→ INSTRUCTIONS TO FOLLOW
Please copy every line of the records below that holds the word "Penyelenggaraan".

◆ ◆ ◆ ◆

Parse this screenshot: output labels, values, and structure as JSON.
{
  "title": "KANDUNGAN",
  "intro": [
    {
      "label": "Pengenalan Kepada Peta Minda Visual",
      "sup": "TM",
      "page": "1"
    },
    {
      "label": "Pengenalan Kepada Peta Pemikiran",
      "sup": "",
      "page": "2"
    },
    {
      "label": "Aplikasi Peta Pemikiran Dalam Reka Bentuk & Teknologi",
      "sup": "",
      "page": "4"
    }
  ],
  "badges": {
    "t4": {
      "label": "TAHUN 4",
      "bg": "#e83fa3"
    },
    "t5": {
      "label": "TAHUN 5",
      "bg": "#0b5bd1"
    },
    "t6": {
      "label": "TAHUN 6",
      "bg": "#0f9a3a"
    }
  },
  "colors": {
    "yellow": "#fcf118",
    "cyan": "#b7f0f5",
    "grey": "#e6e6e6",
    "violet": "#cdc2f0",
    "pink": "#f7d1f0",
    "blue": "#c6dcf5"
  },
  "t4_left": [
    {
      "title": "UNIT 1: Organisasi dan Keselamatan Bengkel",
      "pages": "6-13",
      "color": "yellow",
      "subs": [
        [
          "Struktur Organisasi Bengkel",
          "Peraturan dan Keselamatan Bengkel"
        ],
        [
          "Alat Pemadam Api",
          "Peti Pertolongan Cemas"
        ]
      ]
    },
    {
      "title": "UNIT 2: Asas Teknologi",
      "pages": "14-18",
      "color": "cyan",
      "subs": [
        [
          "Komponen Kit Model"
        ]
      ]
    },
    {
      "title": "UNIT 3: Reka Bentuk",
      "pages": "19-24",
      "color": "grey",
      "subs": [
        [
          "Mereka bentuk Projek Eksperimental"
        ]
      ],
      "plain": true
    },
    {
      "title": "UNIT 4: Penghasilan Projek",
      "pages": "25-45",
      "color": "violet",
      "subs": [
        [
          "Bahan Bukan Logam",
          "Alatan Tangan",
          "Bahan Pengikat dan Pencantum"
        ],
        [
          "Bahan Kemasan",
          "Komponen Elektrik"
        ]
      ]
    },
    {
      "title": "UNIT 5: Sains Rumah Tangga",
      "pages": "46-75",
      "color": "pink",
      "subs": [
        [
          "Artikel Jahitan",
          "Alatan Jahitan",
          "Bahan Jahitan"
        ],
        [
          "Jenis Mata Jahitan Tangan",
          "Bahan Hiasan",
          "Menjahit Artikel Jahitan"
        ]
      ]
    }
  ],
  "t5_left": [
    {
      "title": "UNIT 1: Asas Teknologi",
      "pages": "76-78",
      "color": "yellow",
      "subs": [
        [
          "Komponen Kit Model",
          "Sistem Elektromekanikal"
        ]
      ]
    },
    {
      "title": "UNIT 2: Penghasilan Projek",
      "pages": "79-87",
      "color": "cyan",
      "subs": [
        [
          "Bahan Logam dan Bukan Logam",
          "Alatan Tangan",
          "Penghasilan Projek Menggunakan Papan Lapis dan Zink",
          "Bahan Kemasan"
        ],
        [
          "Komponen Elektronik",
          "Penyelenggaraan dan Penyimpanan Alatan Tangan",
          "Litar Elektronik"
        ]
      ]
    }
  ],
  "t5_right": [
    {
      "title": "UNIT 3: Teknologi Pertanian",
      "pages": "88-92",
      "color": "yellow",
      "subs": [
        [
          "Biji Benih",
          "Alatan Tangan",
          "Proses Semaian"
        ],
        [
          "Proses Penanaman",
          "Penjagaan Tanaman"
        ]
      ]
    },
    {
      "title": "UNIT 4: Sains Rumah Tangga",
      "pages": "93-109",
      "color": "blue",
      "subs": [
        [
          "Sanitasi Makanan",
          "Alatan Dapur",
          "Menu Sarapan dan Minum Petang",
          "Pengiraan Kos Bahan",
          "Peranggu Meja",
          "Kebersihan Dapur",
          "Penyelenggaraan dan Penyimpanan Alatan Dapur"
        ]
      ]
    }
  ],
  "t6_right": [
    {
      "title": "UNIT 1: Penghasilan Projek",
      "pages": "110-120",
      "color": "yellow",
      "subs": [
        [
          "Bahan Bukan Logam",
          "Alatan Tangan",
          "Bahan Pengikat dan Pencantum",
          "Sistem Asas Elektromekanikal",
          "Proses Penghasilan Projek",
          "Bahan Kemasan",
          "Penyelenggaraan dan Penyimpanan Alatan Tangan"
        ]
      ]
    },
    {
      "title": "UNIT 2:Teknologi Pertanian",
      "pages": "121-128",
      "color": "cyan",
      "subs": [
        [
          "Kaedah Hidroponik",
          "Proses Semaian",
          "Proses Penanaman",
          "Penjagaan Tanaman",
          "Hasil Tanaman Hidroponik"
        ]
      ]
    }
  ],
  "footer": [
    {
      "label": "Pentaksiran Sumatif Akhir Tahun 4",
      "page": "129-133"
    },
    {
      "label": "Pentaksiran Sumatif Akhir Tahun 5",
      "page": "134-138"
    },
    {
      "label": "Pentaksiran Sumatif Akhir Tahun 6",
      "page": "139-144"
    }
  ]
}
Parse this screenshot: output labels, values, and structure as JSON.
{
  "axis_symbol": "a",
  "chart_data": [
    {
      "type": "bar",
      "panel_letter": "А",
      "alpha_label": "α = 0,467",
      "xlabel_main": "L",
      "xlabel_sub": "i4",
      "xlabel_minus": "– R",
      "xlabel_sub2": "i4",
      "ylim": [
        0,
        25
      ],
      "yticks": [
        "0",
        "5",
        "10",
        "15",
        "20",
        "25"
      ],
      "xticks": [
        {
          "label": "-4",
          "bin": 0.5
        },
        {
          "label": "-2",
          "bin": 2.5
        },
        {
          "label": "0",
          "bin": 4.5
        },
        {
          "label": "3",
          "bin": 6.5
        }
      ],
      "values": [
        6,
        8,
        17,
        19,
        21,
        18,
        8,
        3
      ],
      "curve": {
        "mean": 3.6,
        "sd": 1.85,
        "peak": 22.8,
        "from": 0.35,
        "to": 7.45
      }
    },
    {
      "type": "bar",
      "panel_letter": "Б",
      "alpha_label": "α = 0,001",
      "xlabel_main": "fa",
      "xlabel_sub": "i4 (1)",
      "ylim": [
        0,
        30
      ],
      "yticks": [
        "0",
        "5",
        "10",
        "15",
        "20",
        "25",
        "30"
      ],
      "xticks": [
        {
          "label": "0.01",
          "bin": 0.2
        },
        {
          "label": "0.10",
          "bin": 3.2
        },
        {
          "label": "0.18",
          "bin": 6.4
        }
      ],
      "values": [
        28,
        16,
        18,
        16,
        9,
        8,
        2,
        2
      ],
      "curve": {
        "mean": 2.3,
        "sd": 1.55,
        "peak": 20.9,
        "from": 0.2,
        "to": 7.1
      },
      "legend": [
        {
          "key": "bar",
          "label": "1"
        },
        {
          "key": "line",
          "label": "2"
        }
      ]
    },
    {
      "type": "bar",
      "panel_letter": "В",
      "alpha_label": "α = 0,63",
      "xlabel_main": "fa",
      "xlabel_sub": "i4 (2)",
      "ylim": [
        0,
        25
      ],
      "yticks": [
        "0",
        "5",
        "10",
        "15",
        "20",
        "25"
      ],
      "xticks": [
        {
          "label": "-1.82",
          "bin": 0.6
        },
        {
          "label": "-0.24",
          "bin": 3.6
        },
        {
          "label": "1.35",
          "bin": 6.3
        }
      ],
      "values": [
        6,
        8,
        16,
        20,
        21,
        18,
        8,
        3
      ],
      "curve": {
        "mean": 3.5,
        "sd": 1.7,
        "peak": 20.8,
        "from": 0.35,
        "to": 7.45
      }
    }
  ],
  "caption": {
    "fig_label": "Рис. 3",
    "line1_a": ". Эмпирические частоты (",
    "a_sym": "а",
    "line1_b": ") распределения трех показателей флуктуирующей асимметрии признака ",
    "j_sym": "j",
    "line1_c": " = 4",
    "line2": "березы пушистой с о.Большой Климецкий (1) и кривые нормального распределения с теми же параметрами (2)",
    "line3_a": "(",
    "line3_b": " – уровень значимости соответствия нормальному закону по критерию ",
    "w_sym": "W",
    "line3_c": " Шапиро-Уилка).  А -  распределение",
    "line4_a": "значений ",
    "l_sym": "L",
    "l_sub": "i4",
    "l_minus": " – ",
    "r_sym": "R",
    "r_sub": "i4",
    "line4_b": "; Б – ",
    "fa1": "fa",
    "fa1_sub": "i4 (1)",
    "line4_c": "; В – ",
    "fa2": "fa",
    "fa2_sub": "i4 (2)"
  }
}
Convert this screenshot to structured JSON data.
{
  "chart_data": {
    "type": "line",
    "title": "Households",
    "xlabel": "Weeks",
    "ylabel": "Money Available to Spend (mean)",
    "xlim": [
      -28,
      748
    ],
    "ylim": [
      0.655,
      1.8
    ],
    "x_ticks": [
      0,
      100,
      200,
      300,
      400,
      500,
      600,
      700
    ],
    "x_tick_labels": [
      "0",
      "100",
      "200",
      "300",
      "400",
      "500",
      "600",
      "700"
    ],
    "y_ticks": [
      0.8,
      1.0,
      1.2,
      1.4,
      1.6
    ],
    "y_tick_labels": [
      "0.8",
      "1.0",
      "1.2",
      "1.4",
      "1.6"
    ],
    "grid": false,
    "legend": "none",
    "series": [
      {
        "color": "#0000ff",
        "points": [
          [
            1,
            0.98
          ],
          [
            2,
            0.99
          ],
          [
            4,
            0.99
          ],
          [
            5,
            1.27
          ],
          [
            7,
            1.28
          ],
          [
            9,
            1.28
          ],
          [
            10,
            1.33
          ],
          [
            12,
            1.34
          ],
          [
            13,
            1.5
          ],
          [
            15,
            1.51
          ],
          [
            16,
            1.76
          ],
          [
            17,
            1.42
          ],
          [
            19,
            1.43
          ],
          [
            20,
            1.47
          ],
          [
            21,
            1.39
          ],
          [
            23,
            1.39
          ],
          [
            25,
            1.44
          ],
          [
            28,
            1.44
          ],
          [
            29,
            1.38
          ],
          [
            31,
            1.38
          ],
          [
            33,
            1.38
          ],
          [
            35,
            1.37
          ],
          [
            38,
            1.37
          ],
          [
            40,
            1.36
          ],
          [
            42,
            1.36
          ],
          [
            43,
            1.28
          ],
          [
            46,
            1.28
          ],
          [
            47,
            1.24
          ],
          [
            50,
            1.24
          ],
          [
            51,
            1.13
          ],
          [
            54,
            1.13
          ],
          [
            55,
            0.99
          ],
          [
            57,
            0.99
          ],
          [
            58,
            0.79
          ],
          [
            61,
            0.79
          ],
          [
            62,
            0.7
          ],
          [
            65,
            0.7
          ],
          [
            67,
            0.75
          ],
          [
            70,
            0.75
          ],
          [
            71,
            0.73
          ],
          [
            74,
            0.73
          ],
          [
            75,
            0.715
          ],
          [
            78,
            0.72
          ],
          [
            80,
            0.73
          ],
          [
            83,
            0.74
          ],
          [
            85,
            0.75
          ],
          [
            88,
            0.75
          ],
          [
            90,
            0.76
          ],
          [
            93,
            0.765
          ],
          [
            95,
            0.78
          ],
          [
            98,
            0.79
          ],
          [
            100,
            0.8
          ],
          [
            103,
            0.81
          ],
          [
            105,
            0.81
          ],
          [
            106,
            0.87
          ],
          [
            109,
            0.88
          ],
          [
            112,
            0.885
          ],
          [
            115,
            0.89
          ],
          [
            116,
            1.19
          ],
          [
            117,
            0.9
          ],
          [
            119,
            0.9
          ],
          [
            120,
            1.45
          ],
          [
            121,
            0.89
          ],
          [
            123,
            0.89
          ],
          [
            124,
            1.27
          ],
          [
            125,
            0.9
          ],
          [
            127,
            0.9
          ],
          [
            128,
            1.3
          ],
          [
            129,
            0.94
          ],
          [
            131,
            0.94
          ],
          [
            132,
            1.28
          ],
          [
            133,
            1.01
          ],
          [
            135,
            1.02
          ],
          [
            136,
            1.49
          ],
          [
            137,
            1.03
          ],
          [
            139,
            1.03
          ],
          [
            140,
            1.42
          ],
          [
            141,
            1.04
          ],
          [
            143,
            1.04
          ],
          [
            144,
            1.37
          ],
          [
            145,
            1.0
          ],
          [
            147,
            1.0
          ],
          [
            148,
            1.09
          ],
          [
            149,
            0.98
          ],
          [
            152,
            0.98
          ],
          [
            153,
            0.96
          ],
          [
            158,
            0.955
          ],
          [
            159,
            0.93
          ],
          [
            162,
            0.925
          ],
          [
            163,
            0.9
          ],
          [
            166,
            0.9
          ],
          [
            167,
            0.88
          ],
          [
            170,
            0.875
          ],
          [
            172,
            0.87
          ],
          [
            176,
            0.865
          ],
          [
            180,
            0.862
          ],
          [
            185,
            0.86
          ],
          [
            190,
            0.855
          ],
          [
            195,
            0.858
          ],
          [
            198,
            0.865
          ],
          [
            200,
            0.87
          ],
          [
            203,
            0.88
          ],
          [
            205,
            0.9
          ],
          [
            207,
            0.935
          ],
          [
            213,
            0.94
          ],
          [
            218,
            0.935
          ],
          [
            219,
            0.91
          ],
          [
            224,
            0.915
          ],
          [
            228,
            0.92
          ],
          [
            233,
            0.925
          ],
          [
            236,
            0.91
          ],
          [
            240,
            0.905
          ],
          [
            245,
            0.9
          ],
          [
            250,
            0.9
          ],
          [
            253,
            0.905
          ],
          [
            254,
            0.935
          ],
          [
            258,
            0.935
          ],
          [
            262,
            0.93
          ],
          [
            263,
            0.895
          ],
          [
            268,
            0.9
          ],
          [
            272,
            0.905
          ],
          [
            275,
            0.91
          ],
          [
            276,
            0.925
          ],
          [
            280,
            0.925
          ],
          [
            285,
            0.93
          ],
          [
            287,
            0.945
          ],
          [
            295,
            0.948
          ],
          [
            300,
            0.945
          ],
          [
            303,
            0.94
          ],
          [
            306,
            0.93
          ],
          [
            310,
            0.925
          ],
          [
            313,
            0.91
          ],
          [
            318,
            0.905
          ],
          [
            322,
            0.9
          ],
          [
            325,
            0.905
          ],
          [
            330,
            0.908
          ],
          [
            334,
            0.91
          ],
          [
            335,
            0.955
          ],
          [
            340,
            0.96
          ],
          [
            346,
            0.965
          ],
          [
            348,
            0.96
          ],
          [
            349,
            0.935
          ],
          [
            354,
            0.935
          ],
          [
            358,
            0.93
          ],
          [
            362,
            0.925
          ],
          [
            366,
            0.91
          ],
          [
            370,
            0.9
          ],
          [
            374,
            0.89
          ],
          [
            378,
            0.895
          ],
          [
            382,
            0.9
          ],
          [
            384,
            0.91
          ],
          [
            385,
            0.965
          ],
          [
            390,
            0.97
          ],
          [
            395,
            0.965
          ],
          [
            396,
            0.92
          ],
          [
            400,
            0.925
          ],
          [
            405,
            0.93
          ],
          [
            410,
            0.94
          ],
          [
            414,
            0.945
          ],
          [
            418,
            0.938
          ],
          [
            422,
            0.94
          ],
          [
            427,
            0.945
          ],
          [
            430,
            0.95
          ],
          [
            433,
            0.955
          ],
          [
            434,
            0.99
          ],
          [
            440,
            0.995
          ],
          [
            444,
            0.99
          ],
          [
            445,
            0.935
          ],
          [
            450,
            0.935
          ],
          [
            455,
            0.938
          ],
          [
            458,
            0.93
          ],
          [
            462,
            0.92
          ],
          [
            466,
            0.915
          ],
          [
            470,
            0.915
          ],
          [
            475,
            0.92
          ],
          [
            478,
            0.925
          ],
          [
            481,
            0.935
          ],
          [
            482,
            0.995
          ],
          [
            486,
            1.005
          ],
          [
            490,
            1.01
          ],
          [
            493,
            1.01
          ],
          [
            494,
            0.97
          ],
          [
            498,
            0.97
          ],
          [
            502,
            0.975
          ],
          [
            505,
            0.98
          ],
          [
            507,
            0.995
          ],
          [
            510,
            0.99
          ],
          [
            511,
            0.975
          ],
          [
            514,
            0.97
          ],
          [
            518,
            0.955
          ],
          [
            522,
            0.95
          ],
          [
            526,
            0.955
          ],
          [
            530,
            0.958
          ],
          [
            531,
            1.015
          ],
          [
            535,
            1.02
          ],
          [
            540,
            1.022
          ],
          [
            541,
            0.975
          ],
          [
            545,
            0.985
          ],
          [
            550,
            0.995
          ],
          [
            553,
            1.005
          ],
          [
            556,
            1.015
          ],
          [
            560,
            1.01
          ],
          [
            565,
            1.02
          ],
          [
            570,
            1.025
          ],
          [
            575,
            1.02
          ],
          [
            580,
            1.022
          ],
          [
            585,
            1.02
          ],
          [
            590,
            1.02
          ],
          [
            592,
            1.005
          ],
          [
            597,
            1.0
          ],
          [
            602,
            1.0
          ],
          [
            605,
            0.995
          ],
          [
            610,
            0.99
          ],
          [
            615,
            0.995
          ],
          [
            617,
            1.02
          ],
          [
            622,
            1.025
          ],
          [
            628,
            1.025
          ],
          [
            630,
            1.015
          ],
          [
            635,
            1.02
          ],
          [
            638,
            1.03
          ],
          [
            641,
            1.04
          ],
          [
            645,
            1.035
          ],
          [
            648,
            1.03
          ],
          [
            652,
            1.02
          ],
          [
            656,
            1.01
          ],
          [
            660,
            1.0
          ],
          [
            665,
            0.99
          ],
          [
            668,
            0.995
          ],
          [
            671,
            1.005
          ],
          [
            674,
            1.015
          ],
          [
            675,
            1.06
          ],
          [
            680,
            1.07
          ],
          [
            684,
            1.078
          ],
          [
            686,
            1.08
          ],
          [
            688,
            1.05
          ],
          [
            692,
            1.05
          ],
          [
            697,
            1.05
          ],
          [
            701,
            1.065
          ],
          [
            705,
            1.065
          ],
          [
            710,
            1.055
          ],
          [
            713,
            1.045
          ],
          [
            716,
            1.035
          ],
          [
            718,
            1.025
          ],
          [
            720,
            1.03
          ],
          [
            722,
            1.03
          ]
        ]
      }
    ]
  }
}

◆ ◆ ◆ ◆

→ EXERCISE SOLUTION
          "Penyelenggaraan dan Penyimpanan Alatan Tangan",
          "Penyelenggaraan dan Penyimpanan Alatan Dapur"
          "Penyelenggaraan dan Penyimpanan Alatan Tangan"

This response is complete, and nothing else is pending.